[WORK TO BE COMPLETED] Show each line from the listing that includes the word "name".

[DATA ENTRIES]

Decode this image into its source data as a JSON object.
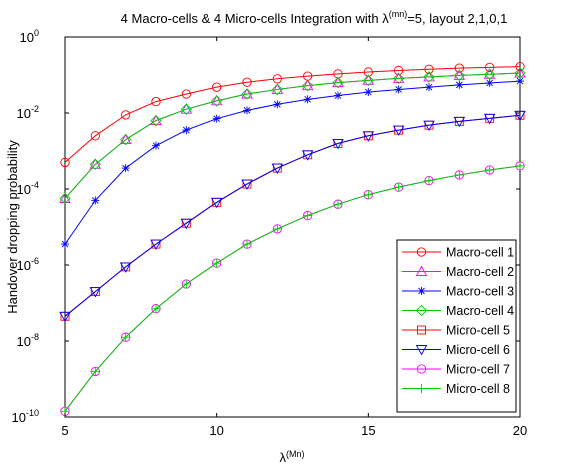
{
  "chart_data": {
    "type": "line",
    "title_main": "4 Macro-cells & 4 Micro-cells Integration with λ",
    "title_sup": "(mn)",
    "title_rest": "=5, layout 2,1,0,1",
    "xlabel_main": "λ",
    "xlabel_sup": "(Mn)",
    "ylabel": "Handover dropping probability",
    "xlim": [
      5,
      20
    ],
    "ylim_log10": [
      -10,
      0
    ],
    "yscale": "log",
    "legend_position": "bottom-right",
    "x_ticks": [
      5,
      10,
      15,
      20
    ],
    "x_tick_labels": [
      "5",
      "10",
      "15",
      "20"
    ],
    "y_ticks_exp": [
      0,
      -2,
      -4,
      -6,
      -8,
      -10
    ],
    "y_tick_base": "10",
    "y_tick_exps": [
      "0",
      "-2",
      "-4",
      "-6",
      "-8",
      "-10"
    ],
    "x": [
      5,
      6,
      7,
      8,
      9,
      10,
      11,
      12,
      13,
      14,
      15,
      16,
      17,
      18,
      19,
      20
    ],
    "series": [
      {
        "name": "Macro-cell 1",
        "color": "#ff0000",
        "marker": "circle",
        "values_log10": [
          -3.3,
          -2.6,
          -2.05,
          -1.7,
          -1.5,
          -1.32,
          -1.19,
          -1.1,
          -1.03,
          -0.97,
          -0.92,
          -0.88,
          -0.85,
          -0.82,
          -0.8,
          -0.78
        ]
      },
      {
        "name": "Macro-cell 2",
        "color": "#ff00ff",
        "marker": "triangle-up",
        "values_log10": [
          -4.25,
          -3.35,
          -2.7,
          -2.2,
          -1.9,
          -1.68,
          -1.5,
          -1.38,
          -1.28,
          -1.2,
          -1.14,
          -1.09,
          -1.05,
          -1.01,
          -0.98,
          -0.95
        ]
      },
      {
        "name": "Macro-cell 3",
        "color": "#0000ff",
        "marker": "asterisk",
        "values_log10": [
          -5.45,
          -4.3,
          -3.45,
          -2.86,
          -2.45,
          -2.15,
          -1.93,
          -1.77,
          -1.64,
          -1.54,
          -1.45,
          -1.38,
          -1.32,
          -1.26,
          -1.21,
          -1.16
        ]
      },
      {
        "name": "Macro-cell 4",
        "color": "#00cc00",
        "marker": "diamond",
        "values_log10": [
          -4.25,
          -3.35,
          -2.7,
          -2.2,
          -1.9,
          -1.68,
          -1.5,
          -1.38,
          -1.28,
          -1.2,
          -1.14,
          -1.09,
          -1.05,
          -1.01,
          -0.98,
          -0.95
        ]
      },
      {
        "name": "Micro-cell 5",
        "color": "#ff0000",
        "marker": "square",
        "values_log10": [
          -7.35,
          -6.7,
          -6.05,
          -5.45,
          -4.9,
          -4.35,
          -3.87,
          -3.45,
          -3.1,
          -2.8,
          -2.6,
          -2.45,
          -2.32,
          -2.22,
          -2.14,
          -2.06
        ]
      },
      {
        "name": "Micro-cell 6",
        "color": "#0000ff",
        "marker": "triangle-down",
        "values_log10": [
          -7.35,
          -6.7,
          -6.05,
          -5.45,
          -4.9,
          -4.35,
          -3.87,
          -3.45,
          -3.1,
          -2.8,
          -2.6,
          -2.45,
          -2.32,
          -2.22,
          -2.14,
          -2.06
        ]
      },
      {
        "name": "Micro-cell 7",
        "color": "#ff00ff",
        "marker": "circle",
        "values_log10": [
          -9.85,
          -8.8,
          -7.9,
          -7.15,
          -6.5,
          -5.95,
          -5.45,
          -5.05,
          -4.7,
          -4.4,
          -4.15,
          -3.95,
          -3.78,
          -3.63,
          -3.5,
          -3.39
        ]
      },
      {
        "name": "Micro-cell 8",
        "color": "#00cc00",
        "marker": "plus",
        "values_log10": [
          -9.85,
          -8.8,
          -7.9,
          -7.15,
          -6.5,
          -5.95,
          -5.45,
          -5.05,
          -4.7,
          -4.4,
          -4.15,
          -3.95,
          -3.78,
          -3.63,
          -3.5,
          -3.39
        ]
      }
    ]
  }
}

==

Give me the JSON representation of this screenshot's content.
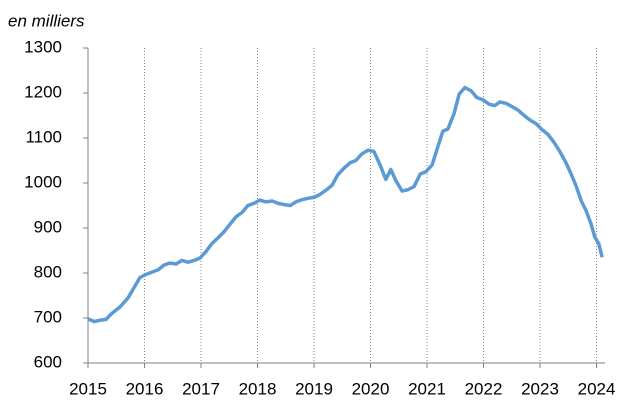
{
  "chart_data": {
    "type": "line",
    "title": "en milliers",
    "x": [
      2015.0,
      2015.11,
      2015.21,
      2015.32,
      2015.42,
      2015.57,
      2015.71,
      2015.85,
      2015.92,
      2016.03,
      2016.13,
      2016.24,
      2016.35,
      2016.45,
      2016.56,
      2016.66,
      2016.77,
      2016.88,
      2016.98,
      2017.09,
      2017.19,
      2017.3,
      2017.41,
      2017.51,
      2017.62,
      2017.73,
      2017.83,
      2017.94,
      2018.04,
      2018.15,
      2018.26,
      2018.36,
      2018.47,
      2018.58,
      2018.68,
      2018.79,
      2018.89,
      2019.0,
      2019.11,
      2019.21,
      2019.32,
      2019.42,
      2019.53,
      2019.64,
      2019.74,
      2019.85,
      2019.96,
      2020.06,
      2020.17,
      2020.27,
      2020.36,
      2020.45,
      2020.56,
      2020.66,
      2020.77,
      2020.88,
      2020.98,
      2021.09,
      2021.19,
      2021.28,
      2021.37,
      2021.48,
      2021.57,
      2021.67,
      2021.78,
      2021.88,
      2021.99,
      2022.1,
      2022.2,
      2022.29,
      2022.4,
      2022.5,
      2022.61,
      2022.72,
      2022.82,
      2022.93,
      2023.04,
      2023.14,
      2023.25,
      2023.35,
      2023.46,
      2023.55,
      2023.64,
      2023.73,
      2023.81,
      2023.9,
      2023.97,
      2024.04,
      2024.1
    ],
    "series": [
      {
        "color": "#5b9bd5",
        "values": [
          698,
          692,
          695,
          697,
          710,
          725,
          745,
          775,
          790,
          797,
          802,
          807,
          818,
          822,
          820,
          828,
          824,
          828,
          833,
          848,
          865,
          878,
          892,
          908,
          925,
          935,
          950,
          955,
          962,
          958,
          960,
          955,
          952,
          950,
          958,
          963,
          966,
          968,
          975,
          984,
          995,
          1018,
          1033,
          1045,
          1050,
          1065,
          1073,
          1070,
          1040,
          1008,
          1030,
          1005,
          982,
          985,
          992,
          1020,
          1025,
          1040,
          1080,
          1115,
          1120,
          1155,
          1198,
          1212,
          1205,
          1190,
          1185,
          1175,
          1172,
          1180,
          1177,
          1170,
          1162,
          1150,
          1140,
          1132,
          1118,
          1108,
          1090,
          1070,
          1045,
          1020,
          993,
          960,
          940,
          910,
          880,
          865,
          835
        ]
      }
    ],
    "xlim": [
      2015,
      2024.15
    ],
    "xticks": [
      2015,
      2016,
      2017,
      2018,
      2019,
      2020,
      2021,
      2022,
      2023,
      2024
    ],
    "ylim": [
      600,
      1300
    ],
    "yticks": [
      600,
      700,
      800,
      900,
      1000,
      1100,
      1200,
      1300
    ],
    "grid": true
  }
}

[THE REPLY]
        "name": "Macro-cell 1",
        "name": "Macro-cell 2",
        "name": "Macro-cell 3",
        "name": "Macro-cell 4",
        "name": "Micro-cell 5",
        "name": "Micro-cell 6",
        "name": "Micro-cell 7",
        "name": "Micro-cell 8",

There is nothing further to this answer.